* [Problem]:
Give the listing again character for character, but drop the images.

Data records
§ §
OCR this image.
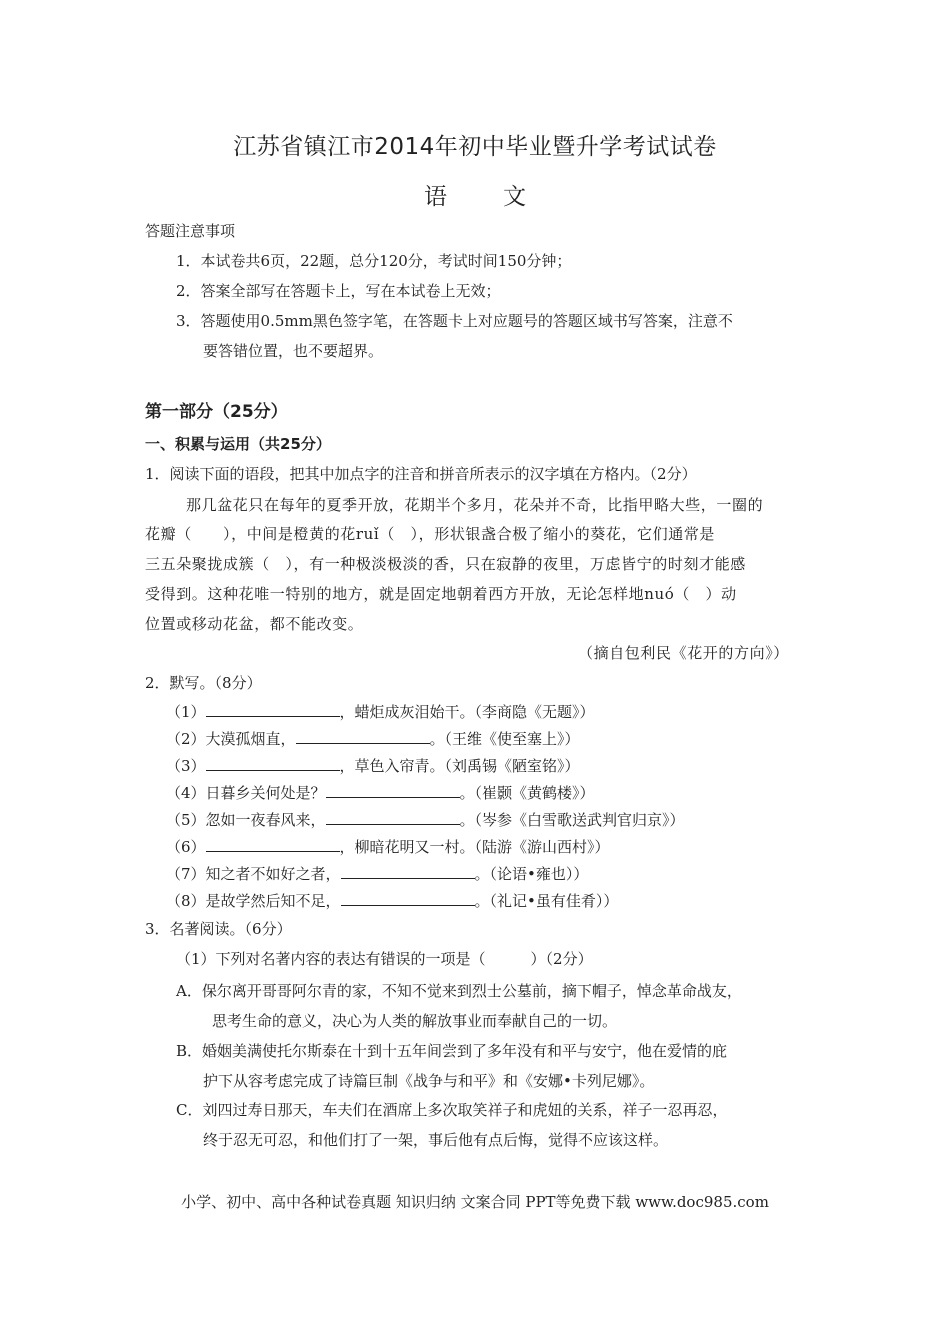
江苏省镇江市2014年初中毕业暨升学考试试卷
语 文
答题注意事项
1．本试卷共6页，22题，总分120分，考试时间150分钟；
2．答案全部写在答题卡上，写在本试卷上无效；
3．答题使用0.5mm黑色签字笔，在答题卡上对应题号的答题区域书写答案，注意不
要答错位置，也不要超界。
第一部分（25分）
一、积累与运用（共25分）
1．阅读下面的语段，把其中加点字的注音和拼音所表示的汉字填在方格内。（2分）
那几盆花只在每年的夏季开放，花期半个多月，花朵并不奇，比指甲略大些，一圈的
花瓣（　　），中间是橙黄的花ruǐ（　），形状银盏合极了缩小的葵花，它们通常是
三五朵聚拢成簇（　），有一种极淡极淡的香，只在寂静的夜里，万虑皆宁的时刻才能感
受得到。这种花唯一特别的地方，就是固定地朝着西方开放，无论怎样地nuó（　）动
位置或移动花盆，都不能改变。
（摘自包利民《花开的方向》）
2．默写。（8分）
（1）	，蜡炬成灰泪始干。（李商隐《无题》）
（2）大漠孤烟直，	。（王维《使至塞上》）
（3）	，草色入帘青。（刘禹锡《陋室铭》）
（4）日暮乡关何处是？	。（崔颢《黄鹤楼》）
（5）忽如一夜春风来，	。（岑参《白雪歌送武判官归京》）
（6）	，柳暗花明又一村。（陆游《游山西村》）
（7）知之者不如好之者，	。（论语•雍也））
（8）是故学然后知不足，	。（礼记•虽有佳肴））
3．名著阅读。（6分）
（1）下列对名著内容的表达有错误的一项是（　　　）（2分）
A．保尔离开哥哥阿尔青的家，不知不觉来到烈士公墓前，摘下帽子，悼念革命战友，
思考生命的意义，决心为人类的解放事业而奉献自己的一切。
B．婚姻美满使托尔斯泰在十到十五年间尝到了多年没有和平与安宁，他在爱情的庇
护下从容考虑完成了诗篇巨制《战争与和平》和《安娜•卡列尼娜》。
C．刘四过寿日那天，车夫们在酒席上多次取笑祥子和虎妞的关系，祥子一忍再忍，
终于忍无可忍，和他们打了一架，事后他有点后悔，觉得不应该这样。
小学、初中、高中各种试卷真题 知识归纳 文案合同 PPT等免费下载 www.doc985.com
§ §
* [Solution]:
OCR this image.
江苏省镇江市2014年初中毕业暨升学考试试卷
语 文
答题注意事项
1．本试卷共6页，22题，总分120分，考试时间150分钟；
2．答案全部写在答题卡上，写在本试卷上无效；
3．答题使用0.5mm黑色签字笔，在答题卡上对应题号的答题区域书写答案，注意不
要答错位置，也不要超界。
第一部分（25分）
一、积累与运用（共25分）
1．阅读下面的语段，把其中加点字的注音和拼音所表示的汉字填在方格内。（2分）
那几盆花只在每年的夏季开放，花期半个多月，花朵并不奇，比指甲略大些，一圈的
花瓣（　　），中间是橙黄的花ruǐ（　），形状银盏合极了缩小的葵花，它们通常是
三五朵聚拢成簇（　），有一种极淡极淡的香，只在寂静的夜里，万虑皆宁的时刻才能感
受得到。这种花唯一特别的地方，就是固定地朝着西方开放，无论怎样地nuó（　）动
位置或移动花盆，都不能改变。
（摘自包利民《花开的方向》）
2．默写。（8分）
（1）	，蜡炬成灰泪始干。（李商隐《无题》）
（2）大漠孤烟直，	。（王维《使至塞上》）
（3）	，草色入帘青。（刘禹锡《陋室铭》）
（4）日暮乡关何处是？	。（崔颢《黄鹤楼》）
（5）忽如一夜春风来，	。（岑参《白雪歌送武判官归京》）
（6）	，柳暗花明又一村。（陆游《游山西村》）
（7）知之者不如好之者，	。（论语•雍也））
（8）是故学然后知不足，	。（礼记•虽有佳肴））
3．名著阅读。（6分）
（1）下列对名著内容的表达有错误的一项是（　　　）（2分）
A．保尔离开哥哥阿尔青的家，不知不觉来到烈士公墓前，摘下帽子，悼念革命战友，
思考生命的意义，决心为人类的解放事业而奉献自己的一切。
B．婚姻美满使托尔斯泰在十到十五年间尝到了多年没有和平与安宁，他在爱情的庇
护下从容考虑完成了诗篇巨制《战争与和平》和《安娜•卡列尼娜》。
C．刘四过寿日那天，车夫们在酒席上多次取笑祥子和虎妞的关系，祥子一忍再忍，
终于忍无可忍，和他们打了一架，事后他有点后悔，觉得不应该这样。
小学、初中、高中各种试卷真题 知识归纳 文案合同 PPT等免费下载 www.doc985.com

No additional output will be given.